TO DO »
Give the listing again in full, exactly as written.

--- start of RECORDED DATA ---

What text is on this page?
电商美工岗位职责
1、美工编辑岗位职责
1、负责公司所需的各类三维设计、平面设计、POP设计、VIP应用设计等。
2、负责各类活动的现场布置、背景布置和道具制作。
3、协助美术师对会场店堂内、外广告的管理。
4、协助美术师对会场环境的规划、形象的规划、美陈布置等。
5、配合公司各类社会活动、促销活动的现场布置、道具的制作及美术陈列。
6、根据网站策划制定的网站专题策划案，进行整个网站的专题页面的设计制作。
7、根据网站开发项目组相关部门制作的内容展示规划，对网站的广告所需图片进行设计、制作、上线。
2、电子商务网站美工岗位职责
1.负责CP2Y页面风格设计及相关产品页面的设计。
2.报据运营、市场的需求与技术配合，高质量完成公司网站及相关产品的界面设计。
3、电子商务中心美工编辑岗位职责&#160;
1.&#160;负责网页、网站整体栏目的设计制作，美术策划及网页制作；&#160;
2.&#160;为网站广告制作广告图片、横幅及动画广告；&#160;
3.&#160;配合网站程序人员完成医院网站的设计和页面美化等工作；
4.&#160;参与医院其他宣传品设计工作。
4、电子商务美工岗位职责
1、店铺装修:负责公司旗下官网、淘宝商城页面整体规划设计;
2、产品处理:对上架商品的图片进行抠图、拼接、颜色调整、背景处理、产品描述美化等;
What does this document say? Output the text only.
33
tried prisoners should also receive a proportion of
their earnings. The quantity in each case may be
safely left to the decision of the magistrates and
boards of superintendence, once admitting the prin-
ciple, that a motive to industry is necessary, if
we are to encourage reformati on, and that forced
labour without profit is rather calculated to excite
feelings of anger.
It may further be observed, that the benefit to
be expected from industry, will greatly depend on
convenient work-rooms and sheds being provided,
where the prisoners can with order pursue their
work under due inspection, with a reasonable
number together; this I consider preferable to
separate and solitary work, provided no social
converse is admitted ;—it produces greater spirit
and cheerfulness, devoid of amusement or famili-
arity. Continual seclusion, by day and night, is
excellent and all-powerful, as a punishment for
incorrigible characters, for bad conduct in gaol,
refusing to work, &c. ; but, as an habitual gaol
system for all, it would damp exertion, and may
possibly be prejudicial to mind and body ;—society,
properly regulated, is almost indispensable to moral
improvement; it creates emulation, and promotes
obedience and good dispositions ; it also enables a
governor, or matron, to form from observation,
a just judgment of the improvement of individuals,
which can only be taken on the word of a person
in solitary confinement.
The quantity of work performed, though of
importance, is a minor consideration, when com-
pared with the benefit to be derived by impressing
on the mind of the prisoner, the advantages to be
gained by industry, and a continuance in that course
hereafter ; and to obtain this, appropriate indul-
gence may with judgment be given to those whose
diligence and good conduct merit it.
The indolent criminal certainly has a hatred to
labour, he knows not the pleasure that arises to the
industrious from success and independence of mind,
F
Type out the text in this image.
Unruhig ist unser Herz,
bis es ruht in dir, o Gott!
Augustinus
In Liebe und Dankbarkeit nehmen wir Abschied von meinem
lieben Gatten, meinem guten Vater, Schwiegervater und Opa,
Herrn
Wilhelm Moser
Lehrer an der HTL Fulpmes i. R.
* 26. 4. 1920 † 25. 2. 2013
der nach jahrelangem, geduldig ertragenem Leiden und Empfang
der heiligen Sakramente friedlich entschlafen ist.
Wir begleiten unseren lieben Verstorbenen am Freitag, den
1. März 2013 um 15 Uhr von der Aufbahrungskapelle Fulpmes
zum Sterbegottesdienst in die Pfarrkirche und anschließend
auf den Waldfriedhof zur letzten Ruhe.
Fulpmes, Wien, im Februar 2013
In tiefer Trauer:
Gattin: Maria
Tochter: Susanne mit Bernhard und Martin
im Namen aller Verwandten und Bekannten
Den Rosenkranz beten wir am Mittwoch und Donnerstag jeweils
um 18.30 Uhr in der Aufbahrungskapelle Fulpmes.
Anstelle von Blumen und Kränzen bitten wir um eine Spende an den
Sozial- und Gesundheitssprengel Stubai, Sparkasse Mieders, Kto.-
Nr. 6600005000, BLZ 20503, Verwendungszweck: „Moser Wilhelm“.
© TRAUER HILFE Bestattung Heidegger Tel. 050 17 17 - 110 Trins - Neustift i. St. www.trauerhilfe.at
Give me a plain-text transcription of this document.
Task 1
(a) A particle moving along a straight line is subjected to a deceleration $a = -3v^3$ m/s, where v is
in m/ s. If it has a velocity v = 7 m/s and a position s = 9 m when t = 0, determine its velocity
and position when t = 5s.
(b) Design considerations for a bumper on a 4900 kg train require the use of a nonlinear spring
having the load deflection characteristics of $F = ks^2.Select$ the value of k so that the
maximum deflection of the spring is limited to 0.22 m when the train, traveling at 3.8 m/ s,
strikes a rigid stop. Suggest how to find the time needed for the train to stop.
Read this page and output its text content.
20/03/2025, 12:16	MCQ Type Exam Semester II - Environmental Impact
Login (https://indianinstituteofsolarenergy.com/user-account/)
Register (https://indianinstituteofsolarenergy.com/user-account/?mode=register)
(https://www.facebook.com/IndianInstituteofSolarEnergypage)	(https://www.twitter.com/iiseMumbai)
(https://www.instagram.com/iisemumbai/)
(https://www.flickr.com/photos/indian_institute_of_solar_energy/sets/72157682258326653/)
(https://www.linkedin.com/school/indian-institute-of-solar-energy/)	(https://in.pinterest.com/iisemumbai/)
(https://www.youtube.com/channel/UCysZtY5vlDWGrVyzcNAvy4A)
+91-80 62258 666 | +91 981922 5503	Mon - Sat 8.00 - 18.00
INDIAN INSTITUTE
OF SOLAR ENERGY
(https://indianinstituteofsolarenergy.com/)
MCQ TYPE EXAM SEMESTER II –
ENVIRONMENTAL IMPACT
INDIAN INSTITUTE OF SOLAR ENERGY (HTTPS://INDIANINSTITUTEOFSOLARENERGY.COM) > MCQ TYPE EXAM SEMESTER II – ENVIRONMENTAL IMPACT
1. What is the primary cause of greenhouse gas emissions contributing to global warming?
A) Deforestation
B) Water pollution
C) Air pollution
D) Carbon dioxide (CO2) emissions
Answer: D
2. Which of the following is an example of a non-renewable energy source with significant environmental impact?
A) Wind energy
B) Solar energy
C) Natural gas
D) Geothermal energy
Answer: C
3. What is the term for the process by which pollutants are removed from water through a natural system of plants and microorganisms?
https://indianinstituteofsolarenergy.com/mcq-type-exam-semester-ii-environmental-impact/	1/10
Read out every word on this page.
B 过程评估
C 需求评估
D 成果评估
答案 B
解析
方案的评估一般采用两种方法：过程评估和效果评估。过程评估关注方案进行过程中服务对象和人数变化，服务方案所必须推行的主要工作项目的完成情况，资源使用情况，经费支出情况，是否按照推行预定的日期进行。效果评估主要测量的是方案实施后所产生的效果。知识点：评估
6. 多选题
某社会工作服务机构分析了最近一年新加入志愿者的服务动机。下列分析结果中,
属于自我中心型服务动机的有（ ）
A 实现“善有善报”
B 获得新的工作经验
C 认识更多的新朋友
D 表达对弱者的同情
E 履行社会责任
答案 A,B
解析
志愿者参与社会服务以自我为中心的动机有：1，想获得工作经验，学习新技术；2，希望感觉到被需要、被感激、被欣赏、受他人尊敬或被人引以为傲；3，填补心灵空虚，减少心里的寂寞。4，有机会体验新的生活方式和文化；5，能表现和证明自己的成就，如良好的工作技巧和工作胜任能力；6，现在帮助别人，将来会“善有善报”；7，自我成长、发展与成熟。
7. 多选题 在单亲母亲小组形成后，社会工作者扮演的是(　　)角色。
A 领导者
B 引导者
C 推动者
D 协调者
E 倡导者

--- end of RECORDED DATA ---

SOLUTION TO THIS EXERCISE »
What text is on this page?
电商美工岗位职责
1、美工编辑岗位职责
1、负责公司所需的各类三维设计、平面设计、POP设计、VIP应用设计等。
2、负责各类活动的现场布置、背景布置和道具制作。
3、协助美术师对会场店堂内、外广告的管理。
4、协助美术师对会场环境的规划、形象的规划、美陈布置等。
5、配合公司各类社会活动、促销活动的现场布置、道具的制作及美术陈列。
6、根据网站策划制定的网站专题策划案，进行整个网站的专题页面的设计制作。
7、根据网站开发项目组相关部门制作的内容展示规划，对网站的广告所需图片进行设计、制作、上线。
2、电子商务网站美工岗位职责
1.负责CP2Y页面风格设计及相关产品页面的设计。
2.报据运营、市场的需求与技术配合，高质量完成公司网站及相关产品的界面设计。
3、电子商务中心美工编辑岗位职责&#160;
1.&#160;负责网页、网站整体栏目的设计制作，美术策划及网页制作；&#160;
2.&#160;为网站广告制作广告图片、横幅及动画广告；&#160;
3.&#160;配合网站程序人员完成医院网站的设计和页面美化等工作；
4.&#160;参与医院其他宣传品设计工作。
4、电子商务美工岗位职责
1、店铺装修:负责公司旗下官网、淘宝商城页面整体规划设计;
2、产品处理:对上架商品的图片进行抠图、拼接、颜色调整、背景处理、产品描述美化等;
What does this document say? Output the text only.
33
tried prisoners should also receive a proportion of
their earnings. The quantity in each case may be
safely left to the decision of the magistrates and
boards of superintendence, once admitting the prin-
ciple, that a motive to industry is necessary, if
we are to encourage reformati on, and that forced
labour without profit is rather calculated to excite
feelings of anger.
It may further be observed, that the benefit to
be expected from industry, will greatly depend on
convenient work-rooms and sheds being provided,
where the prisoners can with order pursue their
work under due inspection, with a reasonable
number together; this I consider preferable to
separate and solitary work, provided no social
converse is admitted ;—it produces greater spirit
and cheerfulness, devoid of amusement or famili-
arity. Continual seclusion, by day and night, is
excellent and all-powerful, as a punishment for
incorrigible characters, for bad conduct in gaol,
refusing to work, &c. ; but, as an habitual gaol
system for all, it would damp exertion, and may
possibly be prejudicial to mind and body ;—society,
properly regulated, is almost indispensable to moral
improvement; it creates emulation, and promotes
obedience and good dispositions ; it also enables a
governor, or matron, to form from observation,
a just judgment of the improvement of individuals,
which can only be taken on the word of a person
in solitary confinement.
The quantity of work performed, though of
importance, is a minor consideration, when com-
pared with the benefit to be derived by impressing
on the mind of the prisoner, the advantages to be
gained by industry, and a continuance in that course
hereafter ; and to obtain this, appropriate indul-
gence may with judgment be given to those whose
diligence and good conduct merit it.
The indolent criminal certainly has a hatred to
labour, he knows not the pleasure that arises to the
industrious from success and independence of mind,
F
Type out the text in this image.
Unruhig ist unser Herz,
bis es ruht in dir, o Gott!
Augustinus
In Liebe und Dankbarkeit nehmen wir Abschied von meinem
lieben Gatten, meinem guten Vater, Schwiegervater und Opa,
Herrn
Wilhelm Moser
Lehrer an der HTL Fulpmes i. R.
* 26. 4. 1920 † 25. 2. 2013
der nach jahrelangem, geduldig ertragenem Leiden und Empfang
der heiligen Sakramente friedlich entschlafen ist.
Wir begleiten unseren lieben Verstorbenen am Freitag, den
1. März 2013 um 15 Uhr von der Aufbahrungskapelle Fulpmes
zum Sterbegottesdienst in die Pfarrkirche und anschließend
auf den Waldfriedhof zur letzten Ruhe.
Fulpmes, Wien, im Februar 2013
In tiefer Trauer:
Gattin: Maria
Tochter: Susanne mit Bernhard und Martin
im Namen aller Verwandten und Bekannten
Den Rosenkranz beten wir am Mittwoch und Donnerstag jeweils
um 18.30 Uhr in der Aufbahrungskapelle Fulpmes.
Anstelle von Blumen und Kränzen bitten wir um eine Spende an den
Sozial- und Gesundheitssprengel Stubai, Sparkasse Mieders, Kto.-
Nr. 6600005000, BLZ 20503, Verwendungszweck: „Moser Wilhelm“.
© TRAUER HILFE Bestattung Heidegger Tel. 050 17 17 - 110 Trins - Neustift i. St. www.trauerhilfe.at
Give me a plain-text transcription of this document.
Task 1
(a) A particle moving along a straight line is subjected to a deceleration $a = -3v^3$ m/s, where v is
in m/ s. If it has a velocity v = 7 m/s and a position s = 9 m when t = 0, determine its velocity
and position when t = 5s.
(b) Design considerations for a bumper on a 4900 kg train require the use of a nonlinear spring
having the load deflection characteristics of $F = ks^2.Select$ the value of k so that the
maximum deflection of the spring is limited to 0.22 m when the train, traveling at 3.8 m/ s,
strikes a rigid stop. Suggest how to find the time needed for the train to stop.
Read this page and output its text content.
20/03/2025, 12:16	MCQ Type Exam Semester II - Environmental Impact
Login (https://indianinstituteofsolarenergy.com/user-account/)
Register (https://indianinstituteofsolarenergy.com/user-account/?mode=register)
(https://www.facebook.com/IndianInstituteofSolarEnergypage)	(https://www.twitter.com/iiseMumbai)
(https://www.instagram.com/iisemumbai/)
(https://www.flickr.com/photos/indian_institute_of_solar_energy/sets/72157682258326653/)
(https://www.linkedin.com/school/indian-institute-of-solar-energy/)	(https://in.pinterest.com/iisemumbai/)
(https://www.youtube.com/channel/UCysZtY5vlDWGrVyzcNAvy4A)
+91-80 62258 666 | +91 981922 5503	Mon - Sat 8.00 - 18.00
INDIAN INSTITUTE
OF SOLAR ENERGY
(https://indianinstituteofsolarenergy.com/)
MCQ TYPE EXAM SEMESTER II –
ENVIRONMENTAL IMPACT
INDIAN INSTITUTE OF SOLAR ENERGY (HTTPS://INDIANINSTITUTEOFSOLARENERGY.COM) > MCQ TYPE EXAM SEMESTER II – ENVIRONMENTAL IMPACT
1. What is the primary cause of greenhouse gas emissions contributing to global warming?
A) Deforestation
B) Water pollution
C) Air pollution
D) Carbon dioxide (CO2) emissions
Answer: D
2. Which of the following is an example of a non-renewable energy source with significant environmental impact?
A) Wind energy
B) Solar energy
C) Natural gas
D) Geothermal energy
Answer: C
3. What is the term for the process by which pollutants are removed from water through a natural system of plants and microorganisms?
https://indianinstituteofsolarenergy.com/mcq-type-exam-semester-ii-environmental-impact/	1/10
Read out every word on this page.
B 过程评估
C 需求评估
D 成果评估
答案 B
解析
方案的评估一般采用两种方法：过程评估和效果评估。过程评估关注方案进行过程中服务对象和人数变化，服务方案所必须推行的主要工作项目的完成情况，资源使用情况，经费支出情况，是否按照推行预定的日期进行。效果评估主要测量的是方案实施后所产生的效果。知识点：评估
6. 多选题
某社会工作服务机构分析了最近一年新加入志愿者的服务动机。下列分析结果中,
属于自我中心型服务动机的有（ ）
A 实现“善有善报”
B 获得新的工作经验
C 认识更多的新朋友
D 表达对弱者的同情
E 履行社会责任
答案 A,B
解析
志愿者参与社会服务以自我为中心的动机有：1，想获得工作经验，学习新技术；2，希望感觉到被需要、被感激、被欣赏、受他人尊敬或被人引以为傲；3，填补心灵空虚，减少心里的寂寞。4，有机会体验新的生活方式和文化；5，能表现和证明自己的成就，如良好的工作技巧和工作胜任能力；6，现在帮助别人，将来会“善有善报”；7，自我成长、发展与成熟。
7. 多选题 在单亲母亲小组形成后，社会工作者扮演的是(　　)角色。
A 领导者
B 引导者
C 推动者
D 协调者
E 倡导者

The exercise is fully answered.